====== SUPPLIED RECORDS

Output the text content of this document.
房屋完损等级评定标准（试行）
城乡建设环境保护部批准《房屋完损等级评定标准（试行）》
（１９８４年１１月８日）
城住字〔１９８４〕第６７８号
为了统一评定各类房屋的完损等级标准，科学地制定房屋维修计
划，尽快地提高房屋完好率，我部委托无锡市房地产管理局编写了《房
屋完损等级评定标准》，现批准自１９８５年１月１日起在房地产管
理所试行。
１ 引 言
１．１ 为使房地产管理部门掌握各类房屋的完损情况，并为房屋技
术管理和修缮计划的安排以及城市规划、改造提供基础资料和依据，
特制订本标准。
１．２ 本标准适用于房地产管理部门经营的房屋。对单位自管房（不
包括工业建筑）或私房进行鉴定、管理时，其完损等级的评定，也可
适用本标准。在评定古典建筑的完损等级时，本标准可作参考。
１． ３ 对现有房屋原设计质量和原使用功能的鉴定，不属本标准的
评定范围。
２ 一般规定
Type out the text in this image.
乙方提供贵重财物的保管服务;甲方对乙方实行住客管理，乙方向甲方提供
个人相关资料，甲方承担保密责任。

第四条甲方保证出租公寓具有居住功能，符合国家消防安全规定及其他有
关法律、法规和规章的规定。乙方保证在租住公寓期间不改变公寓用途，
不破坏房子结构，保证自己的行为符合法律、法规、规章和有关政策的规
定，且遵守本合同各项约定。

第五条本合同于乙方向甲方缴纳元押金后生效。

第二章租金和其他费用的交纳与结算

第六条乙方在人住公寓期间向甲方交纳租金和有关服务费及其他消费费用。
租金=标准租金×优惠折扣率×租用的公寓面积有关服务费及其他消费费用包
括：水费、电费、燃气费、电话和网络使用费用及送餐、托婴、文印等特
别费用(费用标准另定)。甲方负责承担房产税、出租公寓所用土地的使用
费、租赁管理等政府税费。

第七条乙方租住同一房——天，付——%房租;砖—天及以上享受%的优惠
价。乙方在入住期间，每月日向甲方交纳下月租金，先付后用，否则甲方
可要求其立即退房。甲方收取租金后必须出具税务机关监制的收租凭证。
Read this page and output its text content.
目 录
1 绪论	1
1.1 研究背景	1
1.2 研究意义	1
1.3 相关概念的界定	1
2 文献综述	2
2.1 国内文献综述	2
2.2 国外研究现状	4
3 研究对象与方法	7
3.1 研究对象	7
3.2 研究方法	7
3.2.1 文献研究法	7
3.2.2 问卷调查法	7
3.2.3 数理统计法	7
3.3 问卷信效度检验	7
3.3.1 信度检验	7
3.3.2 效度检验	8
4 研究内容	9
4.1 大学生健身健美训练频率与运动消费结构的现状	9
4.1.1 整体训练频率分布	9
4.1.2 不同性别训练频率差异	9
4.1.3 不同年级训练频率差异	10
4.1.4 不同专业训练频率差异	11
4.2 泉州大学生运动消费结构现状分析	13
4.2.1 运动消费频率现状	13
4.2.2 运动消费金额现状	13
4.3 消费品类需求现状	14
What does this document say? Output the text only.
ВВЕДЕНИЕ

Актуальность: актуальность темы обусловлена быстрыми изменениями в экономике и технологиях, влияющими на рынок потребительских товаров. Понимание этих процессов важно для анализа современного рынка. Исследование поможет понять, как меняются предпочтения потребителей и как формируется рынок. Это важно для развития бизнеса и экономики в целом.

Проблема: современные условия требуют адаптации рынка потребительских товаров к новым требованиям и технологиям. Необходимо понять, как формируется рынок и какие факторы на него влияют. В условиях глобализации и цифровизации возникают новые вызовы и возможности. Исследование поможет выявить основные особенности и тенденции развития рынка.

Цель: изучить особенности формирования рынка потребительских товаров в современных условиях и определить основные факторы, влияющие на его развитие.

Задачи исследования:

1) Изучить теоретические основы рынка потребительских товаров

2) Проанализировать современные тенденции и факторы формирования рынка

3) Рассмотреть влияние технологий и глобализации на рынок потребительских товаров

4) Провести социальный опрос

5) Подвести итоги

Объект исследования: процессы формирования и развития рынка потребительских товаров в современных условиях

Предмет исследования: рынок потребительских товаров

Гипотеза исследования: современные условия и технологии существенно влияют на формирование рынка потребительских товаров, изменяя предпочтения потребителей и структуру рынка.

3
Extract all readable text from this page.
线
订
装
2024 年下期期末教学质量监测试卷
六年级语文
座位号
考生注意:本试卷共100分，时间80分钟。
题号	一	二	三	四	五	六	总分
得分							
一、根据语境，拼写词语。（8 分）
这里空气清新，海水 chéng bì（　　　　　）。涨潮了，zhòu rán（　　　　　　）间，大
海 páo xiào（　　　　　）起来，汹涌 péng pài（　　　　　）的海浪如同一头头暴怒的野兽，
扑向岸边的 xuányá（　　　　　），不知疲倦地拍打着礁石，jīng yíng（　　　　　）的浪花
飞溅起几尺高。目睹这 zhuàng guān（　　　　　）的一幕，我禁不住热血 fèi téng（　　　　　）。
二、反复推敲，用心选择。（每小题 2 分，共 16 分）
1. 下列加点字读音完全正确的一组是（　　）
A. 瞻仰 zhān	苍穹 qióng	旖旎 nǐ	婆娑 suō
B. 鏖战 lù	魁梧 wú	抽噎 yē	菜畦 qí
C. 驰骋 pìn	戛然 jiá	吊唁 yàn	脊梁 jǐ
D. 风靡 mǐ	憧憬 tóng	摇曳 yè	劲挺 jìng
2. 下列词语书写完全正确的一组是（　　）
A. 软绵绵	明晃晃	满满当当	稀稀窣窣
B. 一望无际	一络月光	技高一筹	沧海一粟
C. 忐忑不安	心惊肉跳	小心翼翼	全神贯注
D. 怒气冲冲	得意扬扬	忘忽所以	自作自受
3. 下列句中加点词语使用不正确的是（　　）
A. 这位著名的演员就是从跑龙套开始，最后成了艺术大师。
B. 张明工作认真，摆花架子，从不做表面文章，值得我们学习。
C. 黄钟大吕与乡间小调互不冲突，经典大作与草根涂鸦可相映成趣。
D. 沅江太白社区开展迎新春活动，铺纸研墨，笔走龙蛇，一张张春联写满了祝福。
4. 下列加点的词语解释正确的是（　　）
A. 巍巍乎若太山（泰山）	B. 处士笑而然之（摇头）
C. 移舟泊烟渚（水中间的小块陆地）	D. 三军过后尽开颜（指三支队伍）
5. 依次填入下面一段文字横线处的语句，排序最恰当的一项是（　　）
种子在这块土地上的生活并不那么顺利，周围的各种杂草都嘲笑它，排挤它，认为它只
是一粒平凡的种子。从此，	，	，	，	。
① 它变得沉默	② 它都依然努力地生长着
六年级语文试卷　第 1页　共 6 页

============

*AIM OF THE TASK*. Reproduce the data in full, exactly as presented.

*TASK ANSWER*.
Output the text content of this document.
房屋完损等级评定标准（试行）
城乡建设环境保护部批准《房屋完损等级评定标准（试行）》
（１９８４年１１月８日）
城住字〔１９８４〕第６７８号
为了统一评定各类房屋的完损等级标准，科学地制定房屋维修计
划，尽快地提高房屋完好率，我部委托无锡市房地产管理局编写了《房
屋完损等级评定标准》，现批准自１９８５年１月１日起在房地产管
理所试行。
１ 引 言
１．１ 为使房地产管理部门掌握各类房屋的完损情况，并为房屋技
术管理和修缮计划的安排以及城市规划、改造提供基础资料和依据，
特制订本标准。
１．２ 本标准适用于房地产管理部门经营的房屋。对单位自管房（不
包括工业建筑）或私房进行鉴定、管理时，其完损等级的评定，也可
适用本标准。在评定古典建筑的完损等级时，本标准可作参考。
１． ３ 对现有房屋原设计质量和原使用功能的鉴定，不属本标准的
评定范围。
２ 一般规定
Type out the text in this image.
乙方提供贵重财物的保管服务;甲方对乙方实行住客管理，乙方向甲方提供
个人相关资料，甲方承担保密责任。

第四条甲方保证出租公寓具有居住功能，符合国家消防安全规定及其他有
关法律、法规和规章的规定。乙方保证在租住公寓期间不改变公寓用途，
不破坏房子结构，保证自己的行为符合法律、法规、规章和有关政策的规
定，且遵守本合同各项约定。

第五条本合同于乙方向甲方缴纳元押金后生效。

第二章租金和其他费用的交纳与结算

第六条乙方在人住公寓期间向甲方交纳租金和有关服务费及其他消费费用。
租金=标准租金×优惠折扣率×租用的公寓面积有关服务费及其他消费费用包
括：水费、电费、燃气费、电话和网络使用费用及送餐、托婴、文印等特
别费用(费用标准另定)。甲方负责承担房产税、出租公寓所用土地的使用
费、租赁管理等政府税费。

第七条乙方租住同一房——天，付——%房租;砖—天及以上享受%的优惠
价。乙方在入住期间，每月日向甲方交纳下月租金，先付后用，否则甲方
可要求其立即退房。甲方收取租金后必须出具税务机关监制的收租凭证。
Read this page and output its text content.
目 录
1 绪论	1
1.1 研究背景	1
1.2 研究意义	1
1.3 相关概念的界定	1
2 文献综述	2
2.1 国内文献综述	2
2.2 国外研究现状	4
3 研究对象与方法	7
3.1 研究对象	7
3.2 研究方法	7
3.2.1 文献研究法	7
3.2.2 问卷调查法	7
3.2.3 数理统计法	7
3.3 问卷信效度检验	7
3.3.1 信度检验	7
3.3.2 效度检验	8
4 研究内容	9
4.1 大学生健身健美训练频率与运动消费结构的现状	9
4.1.1 整体训练频率分布	9
4.1.2 不同性别训练频率差异	9
4.1.3 不同年级训练频率差异	10
4.1.4 不同专业训练频率差异	11
4.2 泉州大学生运动消费结构现状分析	13
4.2.1 运动消费频率现状	13
4.2.2 运动消费金额现状	13
4.3 消费品类需求现状	14
What does this document say? Output the text only.
ВВЕДЕНИЕ

Актуальность: актуальность темы обусловлена быстрыми изменениями в экономике и технологиях, влияющими на рынок потребительских товаров. Понимание этих процессов важно для анализа современного рынка. Исследование поможет понять, как меняются предпочтения потребителей и как формируется рынок. Это важно для развития бизнеса и экономики в целом.

Проблема: современные условия требуют адаптации рынка потребительских товаров к новым требованиям и технологиям. Необходимо понять, как формируется рынок и какие факторы на него влияют. В условиях глобализации и цифровизации возникают новые вызовы и возможности. Исследование поможет выявить основные особенности и тенденции развития рынка.

Цель: изучить особенности формирования рынка потребительских товаров в современных условиях и определить основные факторы, влияющие на его развитие.

Задачи исследования:

1) Изучить теоретические основы рынка потребительских товаров

2) Проанализировать современные тенденции и факторы формирования рынка

3) Рассмотреть влияние технологий и глобализации на рынок потребительских товаров

4) Провести социальный опрос

5) Подвести итоги

Объект исследования: процессы формирования и развития рынка потребительских товаров в современных условиях

Предмет исследования: рынок потребительских товаров

Гипотеза исследования: современные условия и технологии существенно влияют на формирование рынка потребительских товаров, изменяя предпочтения потребителей и структуру рынка.

3
Extract all readable text from this page.
线
订
装
2024 年下期期末教学质量监测试卷
六年级语文
座位号
考生注意:本试卷共100分，时间80分钟。
题号	一	二	三	四	五	六	总分
得分							
一、根据语境，拼写词语。（8 分）
这里空气清新，海水 chéng bì（　　　　　）。涨潮了，zhòu rán（　　　　　　）间，大
海 páo xiào（　　　　　）起来，汹涌 péng pài（　　　　　）的海浪如同一头头暴怒的野兽，
扑向岸边的 xuányá（　　　　　），不知疲倦地拍打着礁石，jīng yíng（　　　　　）的浪花
飞溅起几尺高。目睹这 zhuàng guān（　　　　　）的一幕，我禁不住热血 fèi téng（　　　　　）。
二、反复推敲，用心选择。（每小题 2 分，共 16 分）
1. 下列加点字读音完全正确的一组是（　　）
A. 瞻仰 zhān	苍穹 qióng	旖旎 nǐ	婆娑 suō
B. 鏖战 lù	魁梧 wú	抽噎 yē	菜畦 qí
C. 驰骋 pìn	戛然 jiá	吊唁 yàn	脊梁 jǐ
D. 风靡 mǐ	憧憬 tóng	摇曳 yè	劲挺 jìng
2. 下列词语书写完全正确的一组是（　　）
A. 软绵绵	明晃晃	满满当当	稀稀窣窣
B. 一望无际	一络月光	技高一筹	沧海一粟
C. 忐忑不安	心惊肉跳	小心翼翼	全神贯注
D. 怒气冲冲	得意扬扬	忘忽所以	自作自受
3. 下列句中加点词语使用不正确的是（　　）
A. 这位著名的演员就是从跑龙套开始，最后成了艺术大师。
B. 张明工作认真，摆花架子，从不做表面文章，值得我们学习。
C. 黄钟大吕与乡间小调互不冲突，经典大作与草根涂鸦可相映成趣。
D. 沅江太白社区开展迎新春活动，铺纸研墨，笔走龙蛇，一张张春联写满了祝福。
4. 下列加点的词语解释正确的是（　　）
A. 巍巍乎若太山（泰山）	B. 处士笑而然之（摇头）
C. 移舟泊烟渚（水中间的小块陆地）	D. 三军过后尽开颜（指三支队伍）
5. 依次填入下面一段文字横线处的语句，排序最恰当的一项是（　　）
种子在这块土地上的生活并不那么顺利，周围的各种杂草都嘲笑它，排挤它，认为它只
是一粒平凡的种子。从此，	，	，	，	。
① 它变得沉默	② 它都依然努力地生长着
六年级语文试卷　第 1页　共 6 页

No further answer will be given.